| Record set |
###

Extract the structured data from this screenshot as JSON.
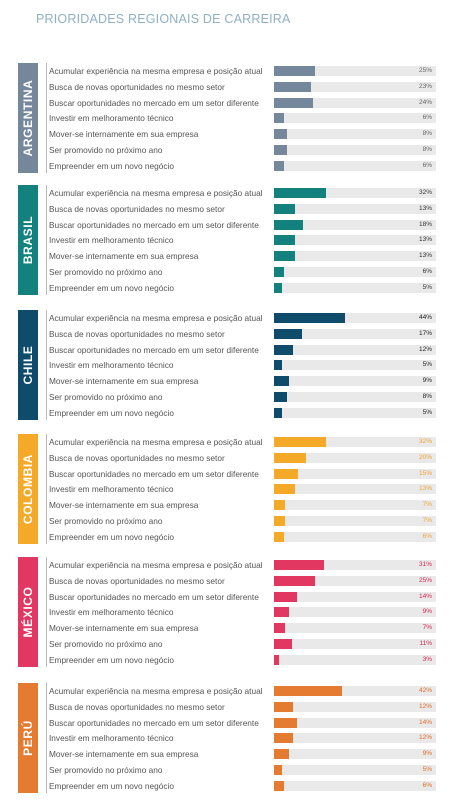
{
  "title": "PRIORIDADES REGIONAIS DE CARREIRA",
  "chart_data": [
    {
      "type": "bar",
      "title": "ARGENTINA",
      "color": "#75879b",
      "label_color": "#666666",
      "categories": [
        "Acumular experiência na mesma empresa e posição atual",
        "Busca de novas oportunidades no mesmo setor",
        "Buscar oportunidades no mercado em um setor diferente",
        "Investir em melhoramento técnico",
        "Mover-se internamente em sua empresa",
        "Ser promovido no próximo ano",
        "Empreender em um novo negócio"
      ],
      "values": [
        25,
        23,
        24,
        6,
        8,
        8,
        6
      ],
      "value_labels": [
        "25%",
        "23%",
        "24%",
        "6%",
        "8%",
        "8%",
        "6%"
      ]
    },
    {
      "type": "bar",
      "title": "BRASIL",
      "color": "#13827f",
      "label_color": "#333333",
      "categories": [
        "Acumular experiência na mesma empresa e posição atual",
        "Busca de novas oportunidades no mesmo setor",
        "Buscar oportunidades no mercado em um setor diferente",
        "Investir em melhoramento técnico",
        "Mover-se internamente em sua empresa",
        "Ser promovido no próximo ano",
        "Empreender em um novo negócio"
      ],
      "values": [
        32,
        13,
        18,
        13,
        13,
        6,
        5
      ],
      "value_labels": [
        "32%",
        "13%",
        "18%",
        "13%",
        "13%",
        "6%",
        "5%"
      ]
    },
    {
      "type": "bar",
      "title": "CHILE",
      "color": "#0f4b6b",
      "label_color": "#222222",
      "categories": [
        "Acumular experiência na mesma empresa e posição atual",
        "Busca de novas oportunidades no mesmo setor",
        "Buscar oportunidades no mercado em um setor diferente",
        "Investir em melhoramento técnico",
        "Mover-se internamente em sua empresa",
        "Ser promovido no próximo ano",
        "Empreender em um novo negócio"
      ],
      "values": [
        44,
        17,
        12,
        5,
        9,
        8,
        5
      ],
      "value_labels": [
        "44%",
        "17%",
        "12%",
        "5%",
        "9%",
        "8%",
        "5%"
      ]
    },
    {
      "type": "bar",
      "title": "COLOMBIA",
      "color": "#f5a928",
      "label_color": "#f0a234",
      "categories": [
        "Acumular experiência na mesma empresa e posição atual",
        "Busca de novas oportunidades no mesmo setor",
        "Buscar oportunidades no mercado em um setor diferente",
        "Investir em melhoramento técnico",
        "Mover-se internamente em sua empresa",
        "Ser promovido no próximo ano",
        "Empreender em um novo negócio"
      ],
      "values": [
        32,
        20,
        15,
        13,
        7,
        7,
        6
      ],
      "value_labels": [
        "32%",
        "20%",
        "15%",
        "13%",
        "7%",
        "7%",
        "6%"
      ]
    },
    {
      "type": "bar",
      "title": "MÉXICO",
      "color": "#e13761",
      "label_color": "#d8244f",
      "categories": [
        "Acumular experiência na mesma empresa e posição atual",
        "Busca de novas oportunidades no mesmo setor",
        "Buscar oportunidades no mercado em um setor diferente",
        "Investir em melhoramento técnico",
        "Mover-se internamente em sua empresa",
        "Ser promovido no próximo ano",
        "Empreender em um novo negócio"
      ],
      "values": [
        31,
        25,
        14,
        9,
        7,
        11,
        3
      ],
      "value_labels": [
        "31%",
        "25%",
        "14%",
        "9%",
        "7%",
        "11%",
        "3%"
      ]
    },
    {
      "type": "bar",
      "title": "PERÚ",
      "color": "#e57a31",
      "label_color": "#e06a22",
      "categories": [
        "Acumular experiência na mesma empresa e posição atual",
        "Busca de novas oportunidades no mesmo setor",
        "Buscar oportunidades no mercado em um setor diferente",
        "Investir em melhoramento técnico",
        "Mover-se internamente em sua empresa",
        "Ser promovido no próximo ano",
        "Empreender em um novo negócio"
      ],
      "values": [
        42,
        12,
        14,
        12,
        9,
        5,
        6
      ],
      "value_labels": [
        "42%",
        "12%",
        "14%",
        "12%",
        "9%",
        "5%",
        "6%"
      ]
    }
  ]
}
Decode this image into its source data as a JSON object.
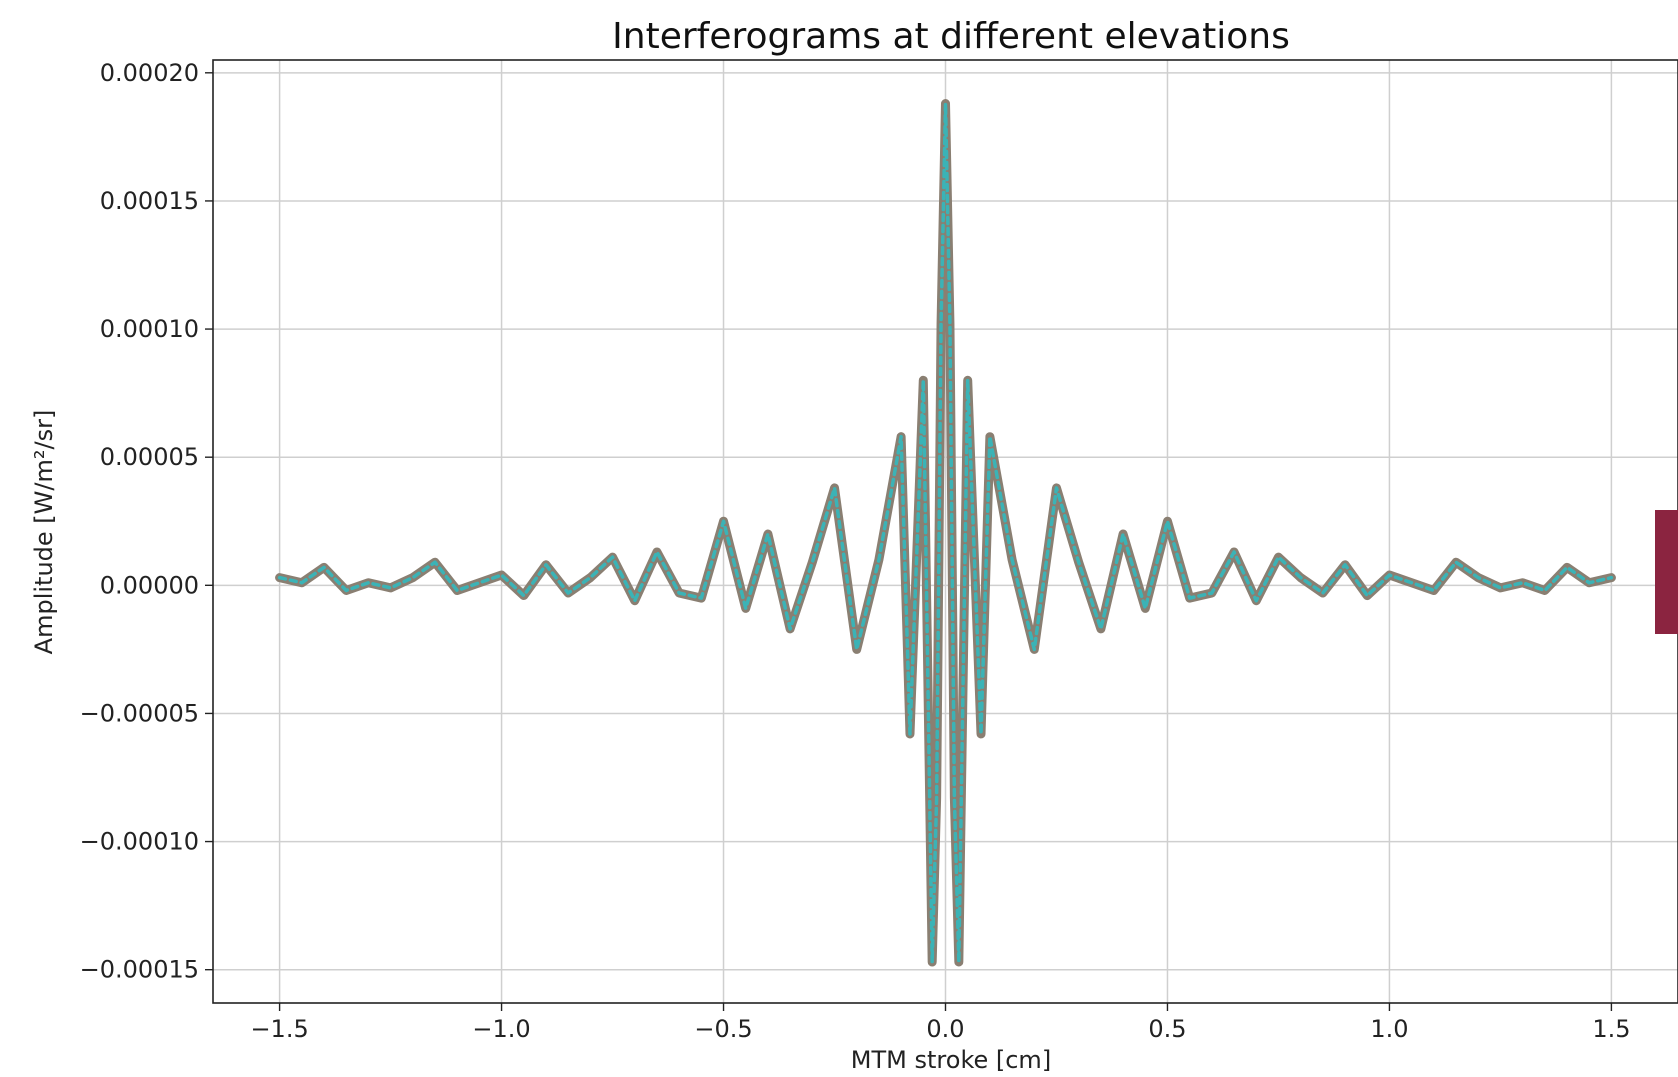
{
  "chart_data": {
    "type": "line",
    "title": "Interferograms at different elevations",
    "xlabel": "MTM stroke [cm]",
    "ylabel": "Amplitude [W/m²/sr]",
    "xlim": [
      -1.65,
      1.65
    ],
    "ylim": [
      -0.000163,
      0.000205
    ],
    "xticks": [
      -1.5,
      -1.0,
      -0.5,
      0.0,
      0.5,
      1.0,
      1.5
    ],
    "xtick_labels": [
      "−1.5",
      "−1.0",
      "−0.5",
      "0.0",
      "0.5",
      "1.0",
      "1.5"
    ],
    "yticks": [
      0.0002,
      0.00015,
      0.0001,
      5e-05,
      0.0,
      -5e-05,
      -0.0001,
      -0.00015
    ],
    "ytick_labels": [
      "0.00020",
      "0.00015",
      "0.00010",
      "0.00005",
      "0.00000",
      "−0.00005",
      "−0.00010",
      "−0.00015"
    ],
    "grid": true,
    "colors": {
      "series_outer": "#8a7f72",
      "series_inner": "#3bb3b6",
      "partial_legend": "#8b2440"
    },
    "series": [
      {
        "color": "#8a7f72",
        "x": [
          -1.5,
          -1.45,
          -1.4,
          -1.35,
          -1.3,
          -1.25,
          -1.2,
          -1.15,
          -1.1,
          -1.05,
          -1.0,
          -0.95,
          -0.9,
          -0.85,
          -0.8,
          -0.75,
          -0.7,
          -0.65,
          -0.6,
          -0.55,
          -0.5,
          -0.45,
          -0.4,
          -0.35,
          -0.3,
          -0.25,
          -0.2,
          -0.15,
          -0.1,
          -0.08,
          -0.05,
          -0.03,
          -0.02,
          -0.01,
          0.0,
          0.01,
          0.02,
          0.03,
          0.05,
          0.08,
          0.1,
          0.15,
          0.2,
          0.25,
          0.3,
          0.35,
          0.4,
          0.45,
          0.5,
          0.55,
          0.6,
          0.65,
          0.7,
          0.75,
          0.8,
          0.85,
          0.9,
          0.95,
          1.0,
          1.05,
          1.1,
          1.15,
          1.2,
          1.25,
          1.3,
          1.35,
          1.4,
          1.45,
          1.5
        ],
        "y": [
          3e-06,
          1e-06,
          7e-06,
          -2e-06,
          1e-06,
          -1e-06,
          3e-06,
          9e-06,
          -2e-06,
          1e-06,
          4e-06,
          -4e-06,
          8e-06,
          -3e-06,
          3e-06,
          1.1e-05,
          -6e-06,
          1.3e-05,
          -3e-06,
          -5e-06,
          2.5e-05,
          -9e-06,
          2e-05,
          -1.7e-05,
          9e-06,
          3.8e-05,
          -2.5e-05,
          1e-05,
          5.8e-05,
          -5.8e-05,
          8e-05,
          -0.000147,
          -8.3e-05,
          0.000102,
          0.000188,
          0.000102,
          -8.3e-05,
          -0.000147,
          8e-05,
          -5.8e-05,
          5.8e-05,
          1e-05,
          -2.5e-05,
          3.8e-05,
          9e-06,
          -1.7e-05,
          2e-05,
          -9e-06,
          2.5e-05,
          -5e-06,
          -3e-06,
          1.3e-05,
          -6e-06,
          1.1e-05,
          3e-06,
          -3e-06,
          8e-06,
          -4e-06,
          4e-06,
          1e-06,
          -2e-06,
          9e-06,
          3e-06,
          -1e-06,
          1e-06,
          -2e-06,
          7e-06,
          1e-06,
          3e-06
        ]
      },
      {
        "color": "#3bb3b6",
        "x": [
          -1.5,
          -1.45,
          -1.4,
          -1.35,
          -1.3,
          -1.25,
          -1.2,
          -1.15,
          -1.1,
          -1.05,
          -1.0,
          -0.95,
          -0.9,
          -0.85,
          -0.8,
          -0.75,
          -0.7,
          -0.65,
          -0.6,
          -0.55,
          -0.5,
          -0.45,
          -0.4,
          -0.35,
          -0.3,
          -0.25,
          -0.2,
          -0.15,
          -0.1,
          -0.08,
          -0.05,
          -0.03,
          -0.02,
          -0.01,
          0.0,
          0.01,
          0.02,
          0.03,
          0.05,
          0.08,
          0.1,
          0.15,
          0.2,
          0.25,
          0.3,
          0.35,
          0.4,
          0.45,
          0.5,
          0.55,
          0.6,
          0.65,
          0.7,
          0.75,
          0.8,
          0.85,
          0.9,
          0.95,
          1.0,
          1.05,
          1.1,
          1.15,
          1.2,
          1.25,
          1.3,
          1.35,
          1.4,
          1.45,
          1.5
        ],
        "y": [
          3e-06,
          1e-06,
          7e-06,
          -2e-06,
          1e-06,
          -1e-06,
          3e-06,
          9e-06,
          -2e-06,
          1e-06,
          4e-06,
          -4e-06,
          8e-06,
          -3e-06,
          3e-06,
          1.1e-05,
          -6e-06,
          1.3e-05,
          -3e-06,
          -5e-06,
          2.5e-05,
          -9e-06,
          2e-05,
          -1.7e-05,
          9e-06,
          3.8e-05,
          -2.5e-05,
          1e-05,
          5.8e-05,
          -5.8e-05,
          8e-05,
          -0.000147,
          -8.3e-05,
          0.000102,
          0.000188,
          0.000102,
          -8.3e-05,
          -0.000147,
          8e-05,
          -5.8e-05,
          5.8e-05,
          1e-05,
          -2.5e-05,
          3.8e-05,
          9e-06,
          -1.7e-05,
          2e-05,
          -9e-06,
          2.5e-05,
          -5e-06,
          -3e-06,
          1.3e-05,
          -6e-06,
          1.1e-05,
          3e-06,
          -3e-06,
          8e-06,
          -4e-06,
          4e-06,
          1e-06,
          -2e-06,
          9e-06,
          3e-06,
          -1e-06,
          1e-06,
          -2e-06,
          7e-06,
          1e-06,
          3e-06
        ]
      }
    ]
  }
}
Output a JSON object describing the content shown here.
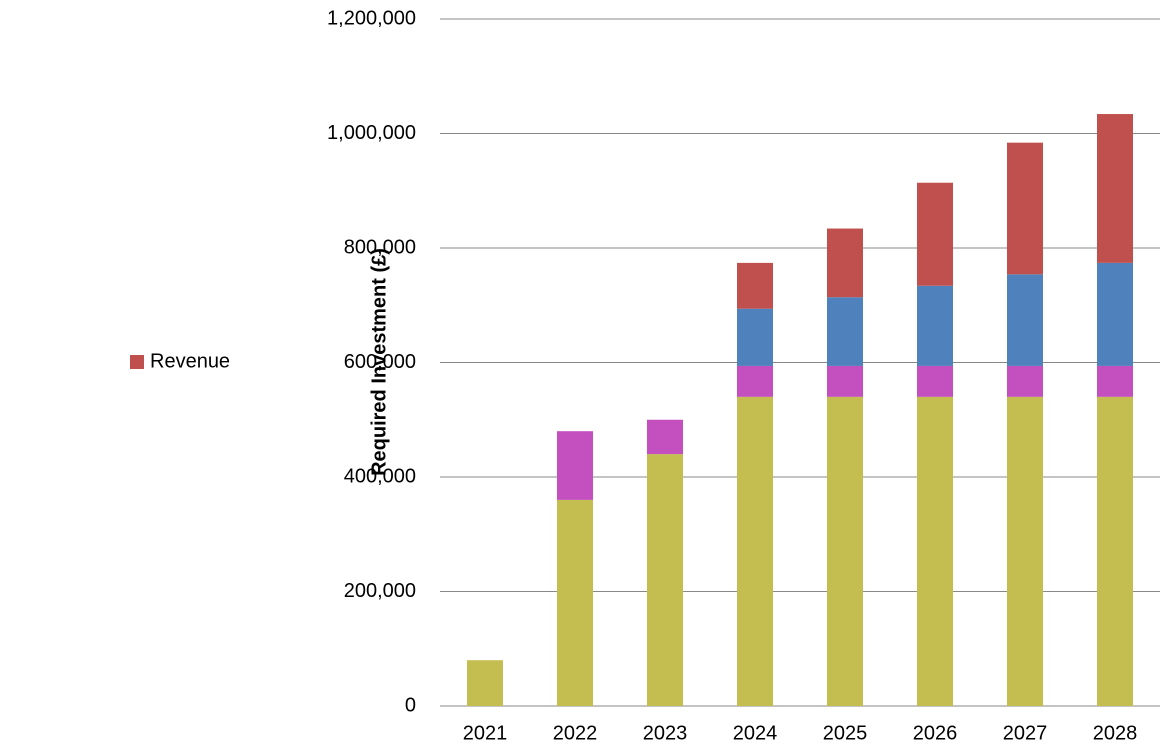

###

| Description of the task |
Respond with the number of lines containing "object" and no additional words.

| Final result |
2